AIM OF THE TASK:
Drop the pictures, then extract the listing word for word.

* START DATA *

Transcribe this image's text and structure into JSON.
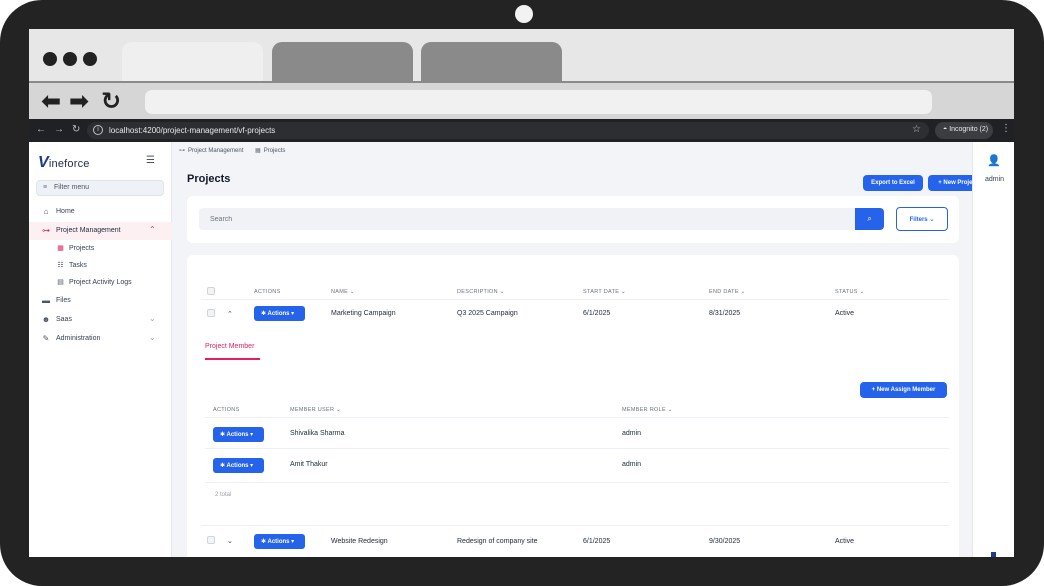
{
  "browser": {
    "url": "localhost:4200/project-management/vf-projects",
    "incognito_label": "Incognito (2)"
  },
  "sidebar": {
    "logo_text": "ineforce",
    "logo_mark": "V",
    "filter_placeholder": "Filter menu",
    "items": [
      {
        "label": "Home",
        "icon": "home-icon"
      },
      {
        "label": "Project Management",
        "icon": "sitemap-icon"
      },
      {
        "label": "Files",
        "icon": "folder-icon"
      },
      {
        "label": "Saas",
        "icon": "users-icon"
      },
      {
        "label": "Administration",
        "icon": "wrench-icon"
      }
    ],
    "sub_items": [
      {
        "label": "Projects",
        "icon": "table-icon"
      },
      {
        "label": "Tasks",
        "icon": "list-icon"
      },
      {
        "label": "Project Activity Logs",
        "icon": "file-icon"
      }
    ]
  },
  "breadcrumb": {
    "parent": "Project Management",
    "current": "Projects"
  },
  "page": {
    "title": "Projects",
    "export_label": "Export to Excel",
    "new_project_label": "New Project",
    "search_placeholder": "Search",
    "filters_label": "Filters"
  },
  "table": {
    "headers": [
      "ACTIONS",
      "NAME",
      "DESCRIPTION",
      "START DATE",
      "END DATE",
      "STATUS"
    ],
    "rows": [
      {
        "actions": "Actions",
        "name": "Marketing Campaign",
        "description": "Q3 2025 Campaign",
        "start": "6/1/2025",
        "end": "8/31/2025",
        "status": "Active"
      },
      {
        "actions": "Actions",
        "name": "Website Redesign",
        "description": "Redesign of company site",
        "start": "6/1/2025",
        "end": "9/30/2025",
        "status": "Active"
      }
    ]
  },
  "detail": {
    "tab_label": "Project Member",
    "new_assign_label": "New Assign Member",
    "headers": [
      "ACTIONS",
      "MEMBER USER",
      "MEMBER ROLE"
    ],
    "rows": [
      {
        "actions": "Actions",
        "user": "Shivalika Sharma",
        "role": "admin"
      },
      {
        "actions": "Actions",
        "user": "Amit Thakur",
        "role": "admin"
      }
    ],
    "total": "2 total"
  },
  "user_panel": {
    "label": "admin"
  },
  "colors": {
    "primary": "#2563eb",
    "accent": "#e11d63"
  }
}
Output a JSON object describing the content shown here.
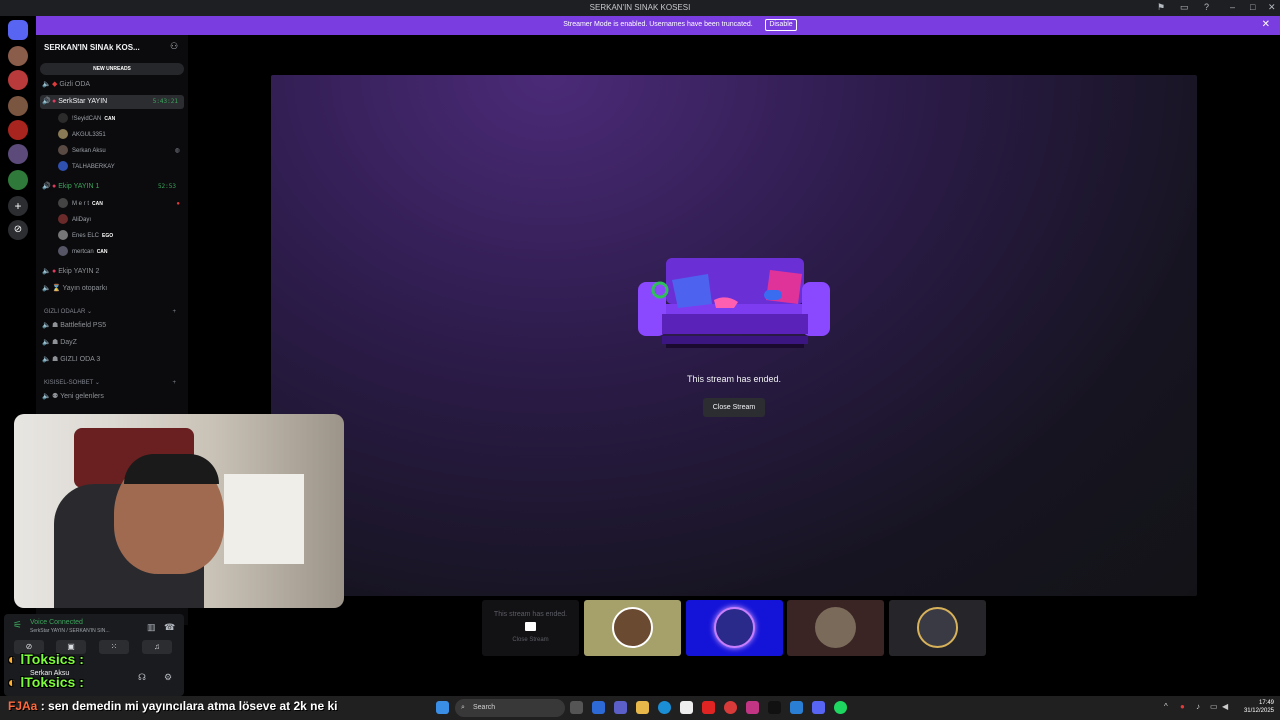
{
  "window": {
    "title": "SERKAN'IN SINAK KOSESI"
  },
  "banner": {
    "message": "Streamer Mode is enabled. Usernames have been truncated.",
    "disable_label": "Disable"
  },
  "sidebar": {
    "server_name": "SERKAN'IN SINAk KOS...",
    "new_unreads": "NEW UNREADS",
    "channels": [
      {
        "name": "Gizli ODA"
      },
      {
        "name": "SerkStar YAYIN",
        "timer": "5:43:21"
      },
      {
        "name": "Ekip YAYIN 1",
        "timer": "52:53"
      },
      {
        "name": "Ekip YAYIN 2"
      },
      {
        "name": "Yayın otoparkı"
      }
    ],
    "users_serkstar": [
      {
        "name": "!SeyidCAN",
        "badge": "CAN"
      },
      {
        "name": "AKGUL3351"
      },
      {
        "name": "Serkan Aksu"
      },
      {
        "name": "TALHABERKAY"
      }
    ],
    "users_ekip": [
      {
        "name": "M e r t",
        "badge": "CAN"
      },
      {
        "name": "AliDayı"
      },
      {
        "name": "Enes ELC",
        "badge": "EGO"
      },
      {
        "name": "mertcan",
        "badge": "CAN"
      }
    ],
    "category_gizli": "GIZLI ODALAR",
    "gizli_channels": [
      "Battlefield PS5",
      "DayZ",
      "GIZLI ODA 3"
    ],
    "category_kisisel": "KISISEL-SOHBET",
    "kisisel_channels": [
      "Yeni gelenlers"
    ]
  },
  "stream": {
    "ended_text": "This stream has ended.",
    "close_label": "Close Stream"
  },
  "participants": {
    "ended_tile_text": "This stream has ended.",
    "ended_tile_button": "Close Stream"
  },
  "voice": {
    "status": "Voice Connected",
    "channel": "SerkStar YAYIN / SERKAN'IN SIN...",
    "user": "Serkan Aksu"
  },
  "chat": {
    "line1": "lToksics :",
    "line2": "lToksics :",
    "author": "FJAa",
    "message": ": sen demedin mi yayıncılara atma löseve at 2k ne ki"
  },
  "taskbar": {
    "search_placeholder": "Search",
    "time": "17:49",
    "date": "31/12/2025"
  },
  "colors": {
    "accent": "#7a3ee0",
    "voice_green": "#3ba55c",
    "chat_green": "#7dfc3a"
  }
}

* END DATA *

WRITTEN RESPONSE:
Transcribe this image's text and structure into JSON.
{
  "browser": {
    "url": "localhost:4200/project-management/vf-projects",
    "incognito_label": "Incognito (2)"
  },
  "sidebar": {
    "logo_text": "ineforce",
    "logo_mark": "V",
    "filter_placeholder": "Filter menu",
    "items": [
      {
        "label": "Home",
        "icon": "home-icon"
      },
      {
        "label": "Project Management",
        "icon": "sitemap-icon"
      },
      {
        "label": "Files",
        "icon": "folder-icon"
      },
      {
        "label": "Saas",
        "icon": "users-icon"
      },
      {
        "label": "Administration",
        "icon": "wrench-icon"
      }
    ],
    "sub_items": [
      {
        "label": "Projects",
        "icon": "table-icon"
      },
      {
        "label": "Tasks",
        "icon": "list-icon"
      },
      {
        "label": "Project Activity Logs",
        "icon": "file-icon"
      }
    ]
  },
  "breadcrumb": {
    "parent": "Project Management",
    "current": "Projects"
  },
  "page": {
    "title": "Projects",
    "export_label": "Export to Excel",
    "new_project_label": "New Project",
    "search_placeholder": "Search",
    "filters_label": "Filters"
  },
  "table": {
    "headers": [
      "ACTIONS",
      "NAME",
      "DESCRIPTION",
      "START DATE",
      "END DATE",
      "STATUS"
    ],
    "rows": [
      {
        "actions": "Actions",
        "name": "Marketing Campaign",
        "description": "Q3 2025 Campaign",
        "start": "6/1/2025",
        "end": "8/31/2025",
        "status": "Active"
      },
      {
        "actions": "Actions",
        "name": "Website Redesign",
        "description": "Redesign of company site",
        "start": "6/1/2025",
        "end": "9/30/2025",
        "status": "Active"
      }
    ]
  },
  "detail": {
    "tab_label": "Project Member",
    "new_assign_label": "New Assign Member",
    "headers": [
      "ACTIONS",
      "MEMBER USER",
      "MEMBER ROLE"
    ],
    "rows": [
      {
        "actions": "Actions",
        "user": "Shivalika Sharma",
        "role": "admin"
      },
      {
        "actions": "Actions",
        "user": "Amit Thakur",
        "role": "admin"
      }
    ],
    "total": "2 total"
  },
  "user_panel": {
    "label": "admin"
  },
  "colors": {
    "primary": "#2563eb",
    "accent": "#e11d63"
  }
}
Output a JSON object describing the content shown here.
{
  "window": {
    "title": "SERKAN'IN SINAK KOSESI"
  },
  "banner": {
    "message": "Streamer Mode is enabled. Usernames have been truncated.",
    "disable_label": "Disable"
  },
  "sidebar": {
    "server_name": "SERKAN'IN SINAk KOS...",
    "new_unreads": "NEW UNREADS",
    "channels": [
      {
        "name": "Gizli ODA"
      },
      {
        "name": "SerkStar YAYIN",
        "timer": "5:43:21"
      },
      {
        "name": "Ekip YAYIN 1",
        "timer": "52:53"
      },
      {
        "name": "Ekip YAYIN 2"
      },
      {
        "name": "Yayın otoparkı"
      }
    ],
    "users_serkstar": [
      {
        "name": "!SeyidCAN",
        "badge": "CAN"
      },
      {
        "name": "AKGUL3351"
      },
      {
        "name": "Serkan Aksu"
      },
      {
        "name": "TALHABERKAY"
      }
    ],
    "users_ekip": [
      {
        "name": "M e r t",
        "badge": "CAN"
      },
      {
        "name": "AliDayı"
      },
      {
        "name": "Enes ELC",
        "badge": "EGO"
      },
      {
        "name": "mertcan",
        "badge": "CAN"
      }
    ],
    "category_gizli": "GIZLI ODALAR",
    "gizli_channels": [
      "Battlefield PS5",
      "DayZ",
      "GIZLI ODA 3"
    ],
    "category_kisisel": "KISISEL-SOHBET",
    "kisisel_channels": [
      "Yeni gelenlers"
    ]
  },
  "stream": {
    "ended_text": "This stream has ended.",
    "close_label": "Close Stream"
  },
  "participants": {
    "ended_tile_text": "This stream has ended.",
    "ended_tile_button": "Close Stream"
  },
  "voice": {
    "status": "Voice Connected",
    "channel": "SerkStar YAYIN / SERKAN'IN SIN...",
    "user": "Serkan Aksu"
  },
  "chat": {
    "line1": "lToksics :",
    "line2": "lToksics :",
    "author": "FJAa",
    "message": ": sen demedin mi yayıncılara atma löseve at 2k ne ki"
  },
  "taskbar": {
    "search_placeholder": "Search",
    "time": "17:49",
    "date": "31/12/2025"
  },
  "colors": {
    "accent": "#7a3ee0",
    "voice_green": "#3ba55c",
    "chat_green": "#7dfc3a"
  }
}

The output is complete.